- [EXERCISE TASK] Exactly as written, please set down all of the entries again, with no pictures.

- [DATA FOR THE TASK]
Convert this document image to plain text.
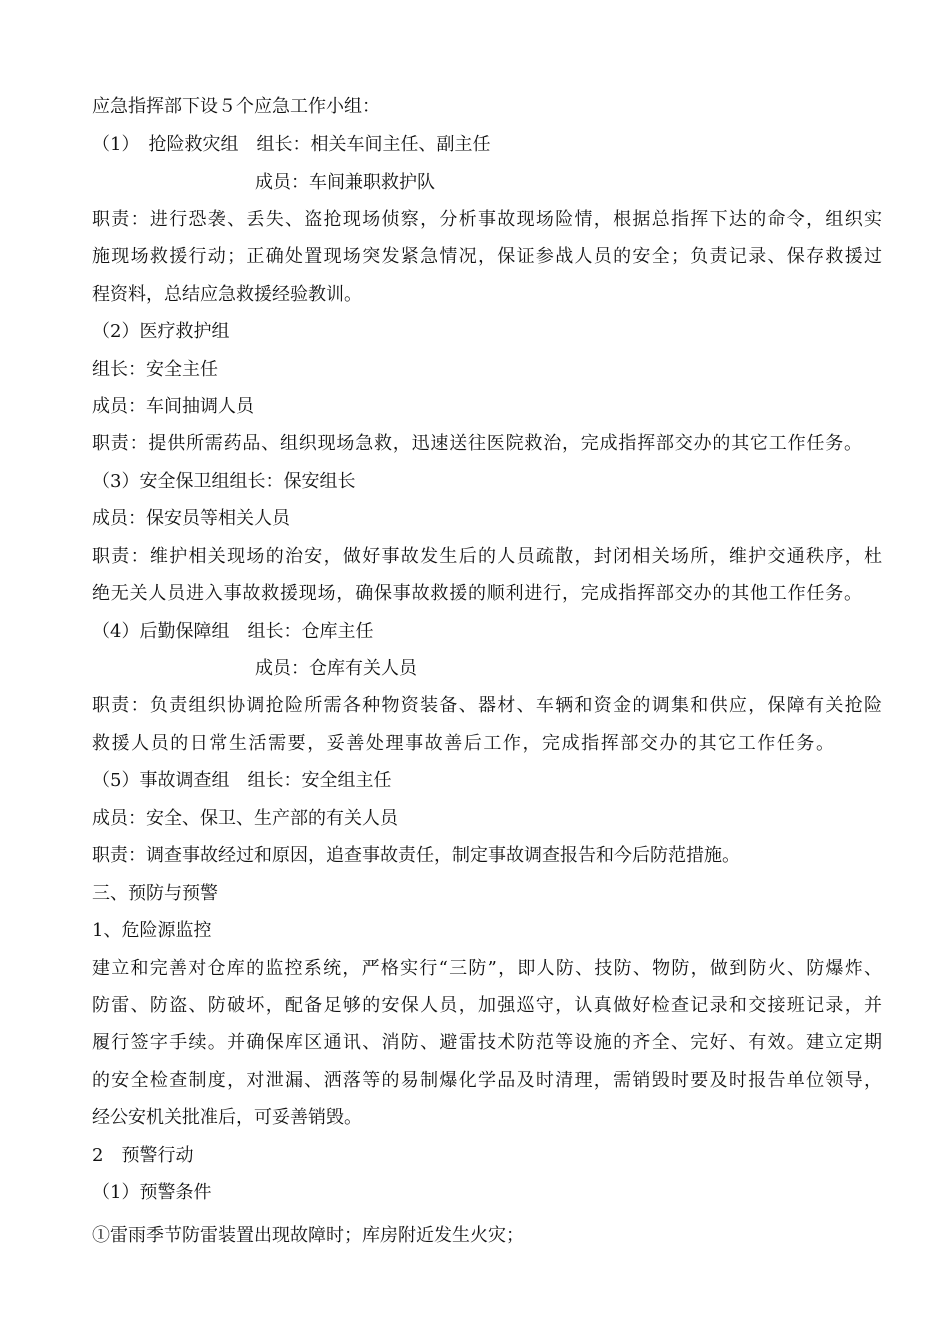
应急指挥部下设５个应急工作小组：
（1）　抢险救灾组　组长：相关车间主任、副主任
成员：车间兼职救护队
职责：进行恐袭、丢失、盗抢现场侦察，分析事故现场险情，根据总指挥下达的命令，组织实
施现场救援行动；正确处置现场突发紧急情况，保证参战人员的安全；负责记录、保存救援过
程资料，总结应急救援经验教训。
（2）医疗救护组
组长：安全主任
成员：车间抽调人员
职责：提供所需药品、组织现场急救，迅速送往医院救治，完成指挥部交办的其它工作任务。
（3）安全保卫组组长：保安组长
成员：保安员等相关人员
职责：维护相关现场的治安，做好事故发生后的人员疏散，封闭相关场所，维护交通秩序，杜
绝无关人员进入事故救援现场，确保事故救援的顺利进行，完成指挥部交办的其他工作任务。
（4）后勤保障组　组长：仓库主任
成员：仓库有关人员
职责：负责组织协调抢险所需各种物资装备、器材、车辆和资金的调集和供应，保障有关抢险
救援人员的日常生活需要，妥善处理事故善后工作，完成指挥部交办的其它工作任务。
（5）事故调查组　组长：安全组主任
成员：安全、保卫、生产部的有关人员
职责：调查事故经过和原因，追查事故责任，制定事故调查报告和今后防范措施。
三、预防与预警
1、危险源监控
建立和完善对仓库的监控系统，严格实行“三防”，即人防、技防、物防，做到防火、防爆炸、
防雷、防盗、防破坏，配备足够的安保人员，加强巡守，认真做好检查记录和交接班记录，并
履行签字手续。并确保库区通讯、消防、避雷技术防范等设施的齐全、完好、有效。建立定期
的安全检查制度，对泄漏、洒落等的易制爆化学品及时清理，需销毁时要及时报告单位领导，
经公安机关批准后，可妥善销毁。
2　预警行动
（1）预警条件
①雷雨季节防雷装置出现故障时；库房附近发生火灾；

- [PROBLEM SOLUTION]
Convert this document image to plain text.
应急指挥部下设５个应急工作小组：
（1）　抢险救灾组　组长：相关车间主任、副主任
成员：车间兼职救护队
职责：进行恐袭、丢失、盗抢现场侦察，分析事故现场险情，根据总指挥下达的命令，组织实
施现场救援行动；正确处置现场突发紧急情况，保证参战人员的安全；负责记录、保存救援过
程资料，总结应急救援经验教训。
（2）医疗救护组
组长：安全主任
成员：车间抽调人员
职责：提供所需药品、组织现场急救，迅速送往医院救治，完成指挥部交办的其它工作任务。
（3）安全保卫组组长：保安组长
成员：保安员等相关人员
职责：维护相关现场的治安，做好事故发生后的人员疏散，封闭相关场所，维护交通秩序，杜
绝无关人员进入事故救援现场，确保事故救援的顺利进行，完成指挥部交办的其他工作任务。
（4）后勤保障组　组长：仓库主任
成员：仓库有关人员
职责：负责组织协调抢险所需各种物资装备、器材、车辆和资金的调集和供应，保障有关抢险
救援人员的日常生活需要，妥善处理事故善后工作，完成指挥部交办的其它工作任务。
（5）事故调查组　组长：安全组主任
成员：安全、保卫、生产部的有关人员
职责：调查事故经过和原因，追查事故责任，制定事故调查报告和今后防范措施。
三、预防与预警
1、危险源监控
建立和完善对仓库的监控系统，严格实行“三防”，即人防、技防、物防，做到防火、防爆炸、
防雷、防盗、防破坏，配备足够的安保人员，加强巡守，认真做好检查记录和交接班记录，并
履行签字手续。并确保库区通讯、消防、避雷技术防范等设施的齐全、完好、有效。建立定期
的安全检查制度，对泄漏、洒落等的易制爆化学品及时清理，需销毁时要及时报告单位领导，
经公安机关批准后，可妥善销毁。
2　预警行动
（1）预警条件
①雷雨季节防雷装置出现故障时；库房附近发生火灾；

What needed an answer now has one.